DO THIS: Every line below must be reproduced exactly. Copy them all.

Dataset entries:
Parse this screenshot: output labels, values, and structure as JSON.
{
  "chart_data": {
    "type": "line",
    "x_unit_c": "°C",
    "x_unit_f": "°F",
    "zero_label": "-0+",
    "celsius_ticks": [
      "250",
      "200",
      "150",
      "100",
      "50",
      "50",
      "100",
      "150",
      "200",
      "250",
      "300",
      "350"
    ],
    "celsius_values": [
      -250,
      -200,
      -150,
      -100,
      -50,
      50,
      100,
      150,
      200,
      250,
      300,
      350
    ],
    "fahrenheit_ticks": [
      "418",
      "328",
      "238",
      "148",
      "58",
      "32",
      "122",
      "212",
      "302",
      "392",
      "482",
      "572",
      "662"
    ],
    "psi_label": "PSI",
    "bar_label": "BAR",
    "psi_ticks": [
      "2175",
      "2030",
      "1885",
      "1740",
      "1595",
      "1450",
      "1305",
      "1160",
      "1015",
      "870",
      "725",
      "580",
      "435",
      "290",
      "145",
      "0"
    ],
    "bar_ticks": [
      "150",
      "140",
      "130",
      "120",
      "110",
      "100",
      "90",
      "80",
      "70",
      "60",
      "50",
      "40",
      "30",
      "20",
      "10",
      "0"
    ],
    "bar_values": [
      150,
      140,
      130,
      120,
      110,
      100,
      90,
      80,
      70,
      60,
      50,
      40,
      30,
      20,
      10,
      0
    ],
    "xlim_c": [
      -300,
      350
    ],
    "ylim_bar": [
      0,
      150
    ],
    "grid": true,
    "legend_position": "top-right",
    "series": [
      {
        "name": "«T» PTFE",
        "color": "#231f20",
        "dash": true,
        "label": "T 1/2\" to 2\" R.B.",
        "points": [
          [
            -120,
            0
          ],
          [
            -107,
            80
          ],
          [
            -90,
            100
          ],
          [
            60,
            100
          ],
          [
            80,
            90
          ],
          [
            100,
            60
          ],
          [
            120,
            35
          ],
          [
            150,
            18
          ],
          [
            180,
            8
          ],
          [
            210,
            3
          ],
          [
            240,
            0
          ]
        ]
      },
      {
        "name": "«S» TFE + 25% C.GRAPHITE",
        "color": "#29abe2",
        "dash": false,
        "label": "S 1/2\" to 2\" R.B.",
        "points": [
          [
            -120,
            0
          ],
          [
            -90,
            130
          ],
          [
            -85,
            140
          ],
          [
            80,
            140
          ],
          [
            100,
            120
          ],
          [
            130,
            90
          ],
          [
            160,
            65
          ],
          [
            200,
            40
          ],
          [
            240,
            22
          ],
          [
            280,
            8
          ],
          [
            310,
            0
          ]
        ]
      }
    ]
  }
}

OUTPUT FOR THIS TASK:
Parse this screenshot: output labels, values, and structure as JSON.
{
  "chart_data": {
    "type": "line",
    "x_unit_c": "°C",
    "x_unit_f": "°F",
    "zero_label": "-0+",
    "celsius_ticks": [
      "250",
      "200",
      "150",
      "100",
      "50",
      "50",
      "100",
      "150",
      "200",
      "250",
      "300",
      "350"
    ],
    "celsius_values": [
      -250,
      -200,
      -150,
      -100,
      -50,
      50,
      100,
      150,
      200,
      250,
      300,
      350
    ],
    "fahrenheit_ticks": [
      "418",
      "328",
      "238",
      "148",
      "58",
      "32",
      "122",
      "212",
      "302",
      "392",
      "482",
      "572",
      "662"
    ],
    "psi_label": "PSI",
    "bar_label": "BAR",
    "psi_ticks": [
      "2175",
      "2030",
      "1885",
      "1740",
      "1595",
      "1450",
      "1305",
      "1160",
      "1015",
      "870",
      "725",
      "580",
      "435",
      "290",
      "145",
      "0"
    ],
    "bar_ticks": [
      "150",
      "140",
      "130",
      "120",
      "110",
      "100",
      "90",
      "80",
      "70",
      "60",
      "50",
      "40",
      "30",
      "20",
      "10",
      "0"
    ],
    "bar_values": [
      150,
      140,
      130,
      120,
      110,
      100,
      90,
      80,
      70,
      60,
      50,
      40,
      30,
      20,
      10,
      0
    ],
    "xlim_c": [
      -300,
      350
    ],
    "ylim_bar": [
      0,
      150
    ],
    "grid": true,
    "legend_position": "top-right",
    "series": [
      {
        "name": "«T» PTFE",
        "color": "#231f20",
        "dash": true,
        "label": "T 1/2\" to 2\" R.B.",
        "points": [
          [
            -120,
            0
          ],
          [
            -107,
            80
          ],
          [
            -90,
            100
          ],
          [
            60,
            100
          ],
          [
            80,
            90
          ],
          [
            100,
            60
          ],
          [
            120,
            35
          ],
          [
            150,
            18
          ],
          [
            180,
            8
          ],
          [
            210,
            3
          ],
          [
            240,
            0
          ]
        ]
      },
      {
        "name": "«S» TFE + 25% C.GRAPHITE",
        "color": "#29abe2",
        "dash": false,
        "label": "S 1/2\" to 2\" R.B.",
        "points": [
          [
            -120,
            0
          ],
          [
            -90,
            130
          ],
          [
            -85,
            140
          ],
          [
            80,
            140
          ],
          [
            100,
            120
          ],
          [
            130,
            90
          ],
          [
            160,
            65
          ],
          [
            200,
            40
          ],
          [
            240,
            22
          ],
          [
            280,
            8
          ],
          [
            310,
            0
          ]
        ]
      }
    ]
  }
}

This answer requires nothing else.